((
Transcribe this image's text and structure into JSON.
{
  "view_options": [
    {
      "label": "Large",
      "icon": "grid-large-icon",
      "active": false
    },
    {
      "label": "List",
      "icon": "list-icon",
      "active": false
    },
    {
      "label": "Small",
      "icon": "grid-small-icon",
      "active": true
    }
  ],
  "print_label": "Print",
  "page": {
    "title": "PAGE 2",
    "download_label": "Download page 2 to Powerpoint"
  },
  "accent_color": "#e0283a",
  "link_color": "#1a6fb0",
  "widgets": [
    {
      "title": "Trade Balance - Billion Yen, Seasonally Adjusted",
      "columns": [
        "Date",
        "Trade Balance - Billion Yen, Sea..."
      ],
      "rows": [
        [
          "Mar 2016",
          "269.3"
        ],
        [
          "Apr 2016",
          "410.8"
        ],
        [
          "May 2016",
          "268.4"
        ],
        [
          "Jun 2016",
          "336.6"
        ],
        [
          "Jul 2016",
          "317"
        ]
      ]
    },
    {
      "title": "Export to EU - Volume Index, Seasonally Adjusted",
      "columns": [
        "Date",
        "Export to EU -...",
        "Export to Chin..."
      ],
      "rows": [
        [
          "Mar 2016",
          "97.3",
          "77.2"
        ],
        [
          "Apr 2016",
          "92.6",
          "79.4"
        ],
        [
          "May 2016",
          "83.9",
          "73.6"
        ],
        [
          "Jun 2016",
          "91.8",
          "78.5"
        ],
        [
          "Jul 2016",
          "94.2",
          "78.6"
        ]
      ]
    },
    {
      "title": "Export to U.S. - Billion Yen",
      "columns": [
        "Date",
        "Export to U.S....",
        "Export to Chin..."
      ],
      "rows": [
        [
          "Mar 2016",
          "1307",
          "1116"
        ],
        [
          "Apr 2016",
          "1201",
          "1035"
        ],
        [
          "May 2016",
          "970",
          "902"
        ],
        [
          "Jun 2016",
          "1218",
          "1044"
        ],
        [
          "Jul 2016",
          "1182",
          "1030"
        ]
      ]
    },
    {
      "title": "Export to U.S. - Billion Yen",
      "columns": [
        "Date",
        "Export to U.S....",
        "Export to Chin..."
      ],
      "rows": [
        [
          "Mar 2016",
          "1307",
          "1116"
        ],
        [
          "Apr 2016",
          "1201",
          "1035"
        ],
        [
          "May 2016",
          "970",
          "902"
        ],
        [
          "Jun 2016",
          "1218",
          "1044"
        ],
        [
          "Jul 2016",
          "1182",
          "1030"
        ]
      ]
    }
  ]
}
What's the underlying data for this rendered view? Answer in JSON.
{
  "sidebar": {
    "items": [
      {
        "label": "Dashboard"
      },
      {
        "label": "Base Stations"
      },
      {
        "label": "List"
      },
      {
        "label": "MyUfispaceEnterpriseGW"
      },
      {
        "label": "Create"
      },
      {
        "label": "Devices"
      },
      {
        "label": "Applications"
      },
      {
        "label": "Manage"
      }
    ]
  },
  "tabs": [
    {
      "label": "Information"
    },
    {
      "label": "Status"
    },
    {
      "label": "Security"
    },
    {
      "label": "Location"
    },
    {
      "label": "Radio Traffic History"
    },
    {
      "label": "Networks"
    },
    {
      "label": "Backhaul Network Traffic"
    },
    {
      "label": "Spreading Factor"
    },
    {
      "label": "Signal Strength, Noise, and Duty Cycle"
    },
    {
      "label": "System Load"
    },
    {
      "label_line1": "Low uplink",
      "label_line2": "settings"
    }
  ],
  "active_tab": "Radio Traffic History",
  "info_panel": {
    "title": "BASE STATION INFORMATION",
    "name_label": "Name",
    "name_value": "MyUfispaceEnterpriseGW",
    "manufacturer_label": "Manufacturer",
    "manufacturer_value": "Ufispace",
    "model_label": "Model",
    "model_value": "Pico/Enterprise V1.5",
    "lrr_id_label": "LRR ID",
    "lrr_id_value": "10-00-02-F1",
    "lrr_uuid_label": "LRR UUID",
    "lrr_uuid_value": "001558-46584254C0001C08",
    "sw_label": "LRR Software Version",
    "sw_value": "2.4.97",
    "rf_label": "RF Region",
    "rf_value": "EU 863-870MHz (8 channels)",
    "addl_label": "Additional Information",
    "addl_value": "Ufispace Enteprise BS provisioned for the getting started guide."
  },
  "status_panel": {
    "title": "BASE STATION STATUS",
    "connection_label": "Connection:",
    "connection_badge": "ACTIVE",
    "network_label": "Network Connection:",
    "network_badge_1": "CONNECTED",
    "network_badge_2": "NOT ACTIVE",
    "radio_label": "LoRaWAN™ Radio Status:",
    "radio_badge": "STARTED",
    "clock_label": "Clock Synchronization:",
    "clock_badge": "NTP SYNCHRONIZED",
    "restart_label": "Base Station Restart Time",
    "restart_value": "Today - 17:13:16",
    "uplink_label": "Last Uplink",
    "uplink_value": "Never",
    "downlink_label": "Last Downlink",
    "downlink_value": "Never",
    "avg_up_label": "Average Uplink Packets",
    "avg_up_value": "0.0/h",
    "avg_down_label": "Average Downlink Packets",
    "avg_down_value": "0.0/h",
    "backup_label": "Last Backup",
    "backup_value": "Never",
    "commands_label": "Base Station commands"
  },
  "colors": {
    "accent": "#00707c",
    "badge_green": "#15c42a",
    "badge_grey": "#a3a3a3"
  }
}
))
* **Task prompt**:
Produce an exact copy of the whole listing.

* **Full response**:
Transcribe this image's text and structure into JSON.
{
  "view_options": [
    {
      "label": "Large",
      "icon": "grid-large-icon",
      "active": false
    },
    {
      "label": "List",
      "icon": "list-icon",
      "active": false
    },
    {
      "label": "Small",
      "icon": "grid-small-icon",
      "active": true
    }
  ],
  "print_label": "Print",
  "page": {
    "title": "PAGE 2",
    "download_label": "Download page 2 to Powerpoint"
  },
  "accent_color": "#e0283a",
  "link_color": "#1a6fb0",
  "widgets": [
    {
      "title": "Trade Balance - Billion Yen, Seasonally Adjusted",
      "columns": [
        "Date",
        "Trade Balance - Billion Yen, Sea..."
      ],
      "rows": [
        [
          "Mar 2016",
          "269.3"
        ],
        [
          "Apr 2016",
          "410.8"
        ],
        [
          "May 2016",
          "268.4"
        ],
        [
          "Jun 2016",
          "336.6"
        ],
        [
          "Jul 2016",
          "317"
        ]
      ]
    },
    {
      "title": "Export to EU - Volume Index, Seasonally Adjusted",
      "columns": [
        "Date",
        "Export to EU -...",
        "Export to Chin..."
      ],
      "rows": [
        [
          "Mar 2016",
          "97.3",
          "77.2"
        ],
        [
          "Apr 2016",
          "92.6",
          "79.4"
        ],
        [
          "May 2016",
          "83.9",
          "73.6"
        ],
        [
          "Jun 2016",
          "91.8",
          "78.5"
        ],
        [
          "Jul 2016",
          "94.2",
          "78.6"
        ]
      ]
    },
    {
      "title": "Export to U.S. - Billion Yen",
      "columns": [
        "Date",
        "Export to U.S....",
        "Export to Chin..."
      ],
      "rows": [
        [
          "Mar 2016",
          "1307",
          "1116"
        ],
        [
          "Apr 2016",
          "1201",
          "1035"
        ],
        [
          "May 2016",
          "970",
          "902"
        ],
        [
          "Jun 2016",
          "1218",
          "1044"
        ],
        [
          "Jul 2016",
          "1182",
          "1030"
        ]
      ]
    },
    {
      "title": "Export to U.S. - Billion Yen",
      "columns": [
        "Date",
        "Export to U.S....",
        "Export to Chin..."
      ],
      "rows": [
        [
          "Mar 2016",
          "1307",
          "1116"
        ],
        [
          "Apr 2016",
          "1201",
          "1035"
        ],
        [
          "May 2016",
          "970",
          "902"
        ],
        [
          "Jun 2016",
          "1218",
          "1044"
        ],
        [
          "Jul 2016",
          "1182",
          "1030"
        ]
      ]
    }
  ]
}
What's the underlying data for this rendered view? Answer in JSON.
{
  "sidebar": {
    "items": [
      {
        "label": "Dashboard"
      },
      {
        "label": "Base Stations"
      },
      {
        "label": "List"
      },
      {
        "label": "MyUfispaceEnterpriseGW"
      },
      {
        "label": "Create"
      },
      {
        "label": "Devices"
      },
      {
        "label": "Applications"
      },
      {
        "label": "Manage"
      }
    ]
  },
  "tabs": [
    {
      "label": "Information"
    },
    {
      "label": "Status"
    },
    {
      "label": "Security"
    },
    {
      "label": "Location"
    },
    {
      "label": "Radio Traffic History"
    },
    {
      "label": "Networks"
    },
    {
      "label": "Backhaul Network Traffic"
    },
    {
      "label": "Spreading Factor"
    },
    {
      "label": "Signal Strength, Noise, and Duty Cycle"
    },
    {
      "label": "System Load"
    },
    {
      "label_line1": "Low uplink",
      "label_line2": "settings"
    }
  ],
  "active_tab": "Radio Traffic History",
  "info_panel": {
    "title": "BASE STATION INFORMATION",
    "name_label": "Name",
    "name_value": "MyUfispaceEnterpriseGW",
    "manufacturer_label": "Manufacturer",
    "manufacturer_value": "Ufispace",
    "model_label": "Model",
    "model_value": "Pico/Enterprise V1.5",
    "lrr_id_label": "LRR ID",
    "lrr_id_value": "10-00-02-F1",
    "lrr_uuid_label": "LRR UUID",
    "lrr_uuid_value": "001558-46584254C0001C08",
    "sw_label": "LRR Software Version",
    "sw_value": "2.4.97",
    "rf_label": "RF Region",
    "rf_value": "EU 863-870MHz (8 channels)",
    "addl_label": "Additional Information",
    "addl_value": "Ufispace Enteprise BS provisioned for the getting started guide."
  },
  "status_panel": {
    "title": "BASE STATION STATUS",
    "connection_label": "Connection:",
    "connection_badge": "ACTIVE",
    "network_label": "Network Connection:",
    "network_badge_1": "CONNECTED",
    "network_badge_2": "NOT ACTIVE",
    "radio_label": "LoRaWAN™ Radio Status:",
    "radio_badge": "STARTED",
    "clock_label": "Clock Synchronization:",
    "clock_badge": "NTP SYNCHRONIZED",
    "restart_label": "Base Station Restart Time",
    "restart_value": "Today - 17:13:16",
    "uplink_label": "Last Uplink",
    "uplink_value": "Never",
    "downlink_label": "Last Downlink",
    "downlink_value": "Never",
    "avg_up_label": "Average Uplink Packets",
    "avg_up_value": "0.0/h",
    "avg_down_label": "Average Downlink Packets",
    "avg_down_value": "0.0/h",
    "backup_label": "Last Backup",
    "backup_value": "Never",
    "commands_label": "Base Station commands"
  },
  "colors": {
    "accent": "#00707c",
    "badge_green": "#15c42a",
    "badge_grey": "#a3a3a3"
  }
}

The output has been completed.